[Start TASK DATA]

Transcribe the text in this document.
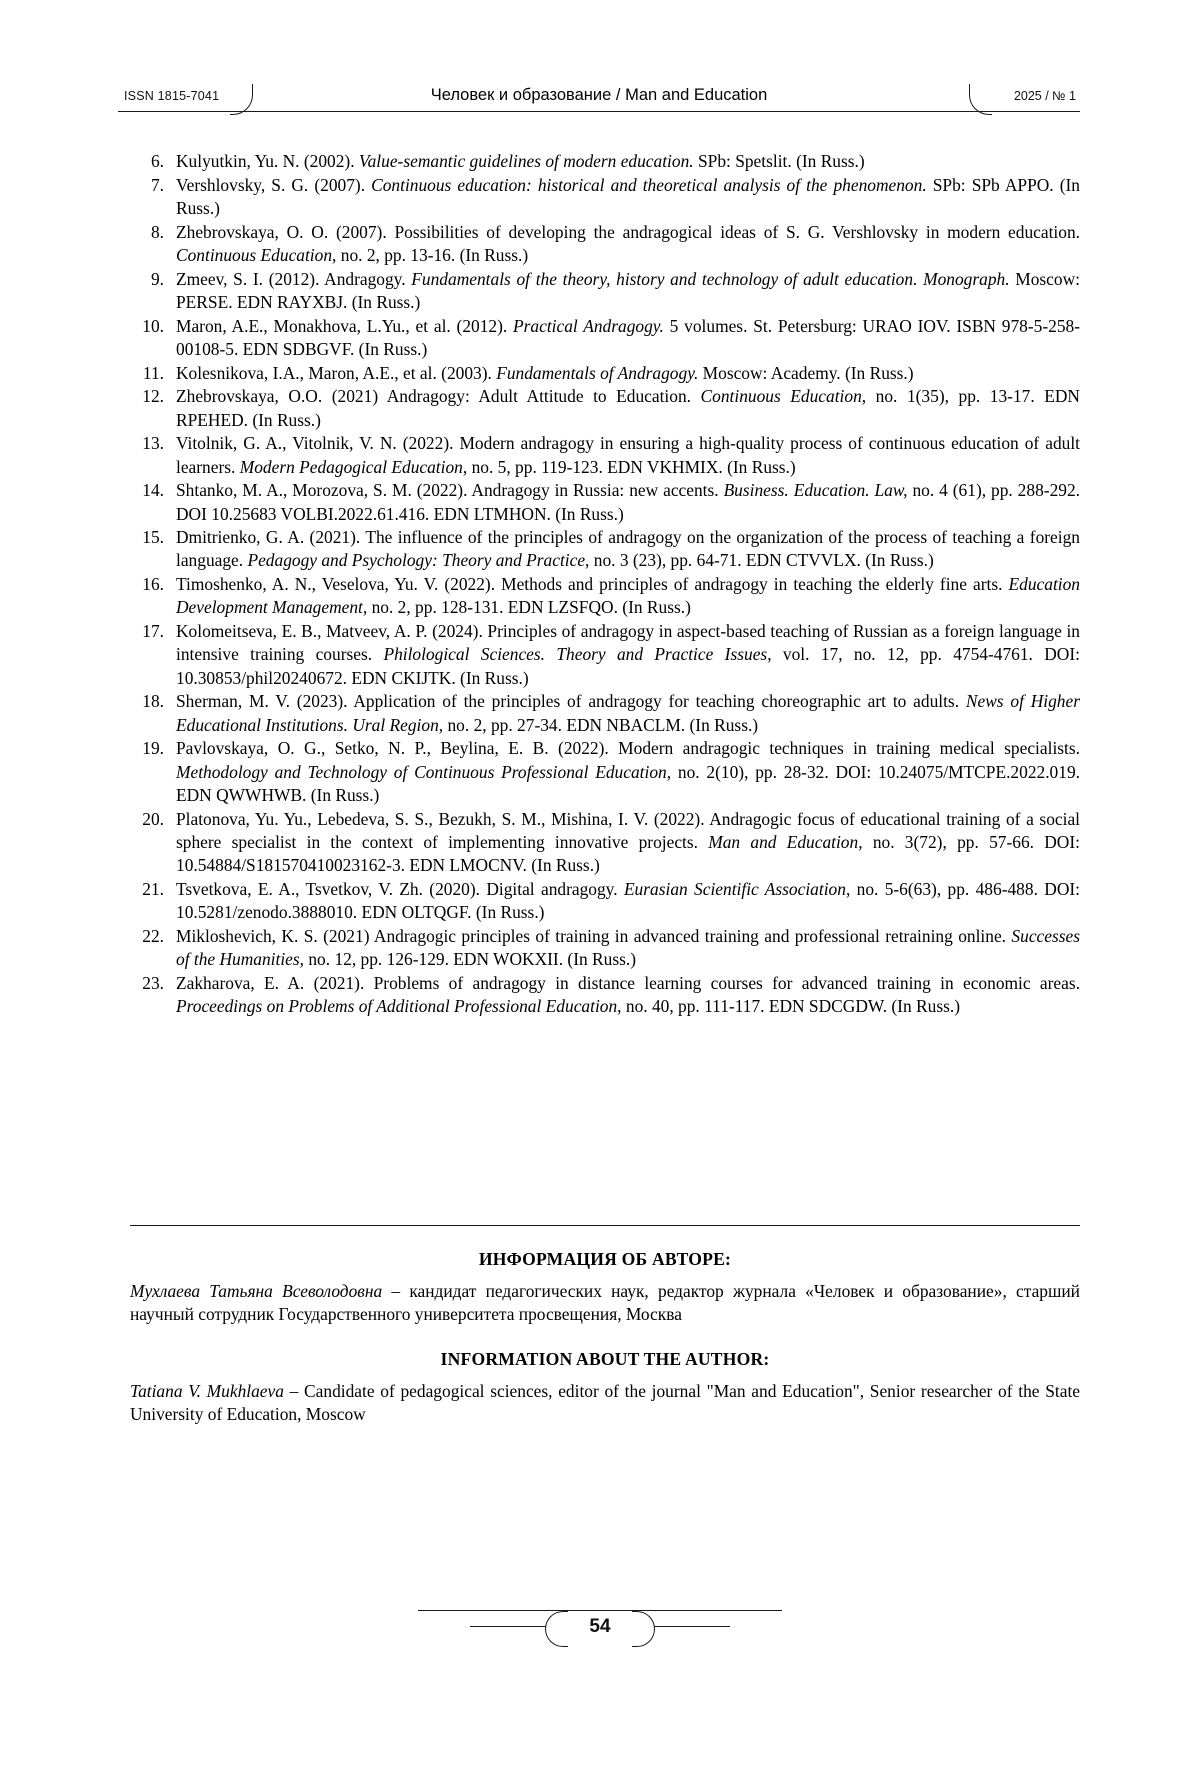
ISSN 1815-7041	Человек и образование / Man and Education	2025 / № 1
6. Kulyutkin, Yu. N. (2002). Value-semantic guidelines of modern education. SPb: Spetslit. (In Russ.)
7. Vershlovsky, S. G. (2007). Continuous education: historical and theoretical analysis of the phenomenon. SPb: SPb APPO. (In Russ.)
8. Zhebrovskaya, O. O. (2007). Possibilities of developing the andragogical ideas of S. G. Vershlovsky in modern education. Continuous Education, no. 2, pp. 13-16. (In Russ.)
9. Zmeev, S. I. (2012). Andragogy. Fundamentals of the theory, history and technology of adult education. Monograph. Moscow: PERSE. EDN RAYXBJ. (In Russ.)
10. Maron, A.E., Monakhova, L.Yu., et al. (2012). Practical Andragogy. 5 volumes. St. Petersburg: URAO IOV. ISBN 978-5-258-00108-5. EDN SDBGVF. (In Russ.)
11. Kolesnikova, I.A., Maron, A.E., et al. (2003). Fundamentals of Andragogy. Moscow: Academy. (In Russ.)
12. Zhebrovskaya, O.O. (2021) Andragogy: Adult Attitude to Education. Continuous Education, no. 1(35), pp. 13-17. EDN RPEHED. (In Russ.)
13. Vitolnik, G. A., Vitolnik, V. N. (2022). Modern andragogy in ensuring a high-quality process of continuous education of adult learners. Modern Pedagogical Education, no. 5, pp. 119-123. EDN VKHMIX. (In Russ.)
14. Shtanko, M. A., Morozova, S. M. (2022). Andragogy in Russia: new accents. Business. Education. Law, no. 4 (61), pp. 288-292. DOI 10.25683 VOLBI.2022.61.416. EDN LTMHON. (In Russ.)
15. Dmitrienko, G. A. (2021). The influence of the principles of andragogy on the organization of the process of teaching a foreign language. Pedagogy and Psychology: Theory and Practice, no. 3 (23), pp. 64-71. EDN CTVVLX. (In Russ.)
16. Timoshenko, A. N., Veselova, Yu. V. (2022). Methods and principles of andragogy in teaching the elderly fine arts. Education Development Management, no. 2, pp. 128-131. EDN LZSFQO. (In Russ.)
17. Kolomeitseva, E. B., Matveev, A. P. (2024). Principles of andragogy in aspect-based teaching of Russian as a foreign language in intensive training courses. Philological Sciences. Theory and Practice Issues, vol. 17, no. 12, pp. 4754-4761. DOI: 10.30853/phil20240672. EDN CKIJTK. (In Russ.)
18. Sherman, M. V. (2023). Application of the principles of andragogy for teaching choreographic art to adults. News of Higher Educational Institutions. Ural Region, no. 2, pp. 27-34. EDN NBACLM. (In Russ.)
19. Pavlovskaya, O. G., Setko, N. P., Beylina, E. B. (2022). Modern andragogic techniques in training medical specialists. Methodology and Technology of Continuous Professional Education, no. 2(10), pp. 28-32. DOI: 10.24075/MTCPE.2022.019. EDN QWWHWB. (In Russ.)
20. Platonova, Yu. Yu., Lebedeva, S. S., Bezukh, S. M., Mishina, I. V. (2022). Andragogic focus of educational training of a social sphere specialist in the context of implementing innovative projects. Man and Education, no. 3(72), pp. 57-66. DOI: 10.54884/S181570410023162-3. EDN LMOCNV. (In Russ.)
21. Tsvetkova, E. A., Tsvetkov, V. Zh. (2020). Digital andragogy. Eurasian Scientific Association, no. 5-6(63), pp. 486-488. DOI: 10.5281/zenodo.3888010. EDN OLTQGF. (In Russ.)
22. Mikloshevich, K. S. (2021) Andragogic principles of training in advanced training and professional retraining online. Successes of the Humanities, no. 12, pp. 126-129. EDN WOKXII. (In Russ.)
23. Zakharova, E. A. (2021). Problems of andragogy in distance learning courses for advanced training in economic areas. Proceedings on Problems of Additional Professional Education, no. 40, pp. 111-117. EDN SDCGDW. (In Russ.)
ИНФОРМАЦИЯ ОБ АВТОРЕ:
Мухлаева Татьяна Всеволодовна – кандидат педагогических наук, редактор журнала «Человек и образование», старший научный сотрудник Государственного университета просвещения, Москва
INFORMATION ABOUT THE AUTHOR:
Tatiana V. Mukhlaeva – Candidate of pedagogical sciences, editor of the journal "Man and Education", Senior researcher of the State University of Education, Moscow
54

[End TASK DATA]

THE PROBLEM:
Quote every line word for word and keep the images out of the copy.

SOLUTION FOR THIS TASK:
Transcribe the text in this document.
ISSN 1815-7041	Человек и образование / Man and Education	2025 / № 1
6. Kulyutkin, Yu. N. (2002). Value-semantic guidelines of modern education. SPb: Spetslit. (In Russ.)
7. Vershlovsky, S. G. (2007). Continuous education: historical and theoretical analysis of the phenomenon. SPb: SPb APPO. (In Russ.)
8. Zhebrovskaya, O. O. (2007). Possibilities of developing the andragogical ideas of S. G. Vershlovsky in modern education. Continuous Education, no. 2, pp. 13-16. (In Russ.)
9. Zmeev, S. I. (2012). Andragogy. Fundamentals of the theory, history and technology of adult education. Monograph. Moscow: PERSE. EDN RAYXBJ. (In Russ.)
10. Maron, A.E., Monakhova, L.Yu., et al. (2012). Practical Andragogy. 5 volumes. St. Petersburg: URAO IOV. ISBN 978-5-258-00108-5. EDN SDBGVF. (In Russ.)
11. Kolesnikova, I.A., Maron, A.E., et al. (2003). Fundamentals of Andragogy. Moscow: Academy. (In Russ.)
12. Zhebrovskaya, O.O. (2021) Andragogy: Adult Attitude to Education. Continuous Education, no. 1(35), pp. 13-17. EDN RPEHED. (In Russ.)
13. Vitolnik, G. A., Vitolnik, V. N. (2022). Modern andragogy in ensuring a high-quality process of continuous education of adult learners. Modern Pedagogical Education, no. 5, pp. 119-123. EDN VKHMIX. (In Russ.)
14. Shtanko, M. A., Morozova, S. M. (2022). Andragogy in Russia: new accents. Business. Education. Law, no. 4 (61), pp. 288-292. DOI 10.25683 VOLBI.2022.61.416. EDN LTMHON. (In Russ.)
15. Dmitrienko, G. A. (2021). The influence of the principles of andragogy on the organization of the process of teaching a foreign language. Pedagogy and Psychology: Theory and Practice, no. 3 (23), pp. 64-71. EDN CTVVLX. (In Russ.)
16. Timoshenko, A. N., Veselova, Yu. V. (2022). Methods and principles of andragogy in teaching the elderly fine arts. Education Development Management, no. 2, pp. 128-131. EDN LZSFQO. (In Russ.)
17. Kolomeitseva, E. B., Matveev, A. P. (2024). Principles of andragogy in aspect-based teaching of Russian as a foreign language in intensive training courses. Philological Sciences. Theory and Practice Issues, vol. 17, no. 12, pp. 4754-4761. DOI: 10.30853/phil20240672. EDN CKIJTK. (In Russ.)
18. Sherman, M. V. (2023). Application of the principles of andragogy for teaching choreographic art to adults. News of Higher Educational Institutions. Ural Region, no. 2, pp. 27-34. EDN NBACLM. (In Russ.)
19. Pavlovskaya, O. G., Setko, N. P., Beylina, E. B. (2022). Modern andragogic techniques in training medical specialists. Methodology and Technology of Continuous Professional Education, no. 2(10), pp. 28-32. DOI: 10.24075/MTCPE.2022.019. EDN QWWHWB. (In Russ.)
20. Platonova, Yu. Yu., Lebedeva, S. S., Bezukh, S. M., Mishina, I. V. (2022). Andragogic focus of educational training of a social sphere specialist in the context of implementing innovative projects. Man and Education, no. 3(72), pp. 57-66. DOI: 10.54884/S181570410023162-3. EDN LMOCNV. (In Russ.)
21. Tsvetkova, E. A., Tsvetkov, V. Zh. (2020). Digital andragogy. Eurasian Scientific Association, no. 5-6(63), pp. 486-488. DOI: 10.5281/zenodo.3888010. EDN OLTQGF. (In Russ.)
22. Mikloshevich, K. S. (2021) Andragogic principles of training in advanced training and professional retraining online. Successes of the Humanities, no. 12, pp. 126-129. EDN WOKXII. (In Russ.)
23. Zakharova, E. A. (2021). Problems of andragogy in distance learning courses for advanced training in economic areas. Proceedings on Problems of Additional Professional Education, no. 40, pp. 111-117. EDN SDCGDW. (In Russ.)
ИНФОРМАЦИЯ ОБ АВТОРЕ:
Мухлаева Татьяна Всеволодовна – кандидат педагогических наук, редактор журнала «Человек и образование», старший научный сотрудник Государственного университета просвещения, Москва
INFORMATION ABOUT THE AUTHOR:
Tatiana V. Mukhlaeva – Candidate of pedagogical sciences, editor of the journal "Man and Education", Senior researcher of the State University of Education, Moscow
54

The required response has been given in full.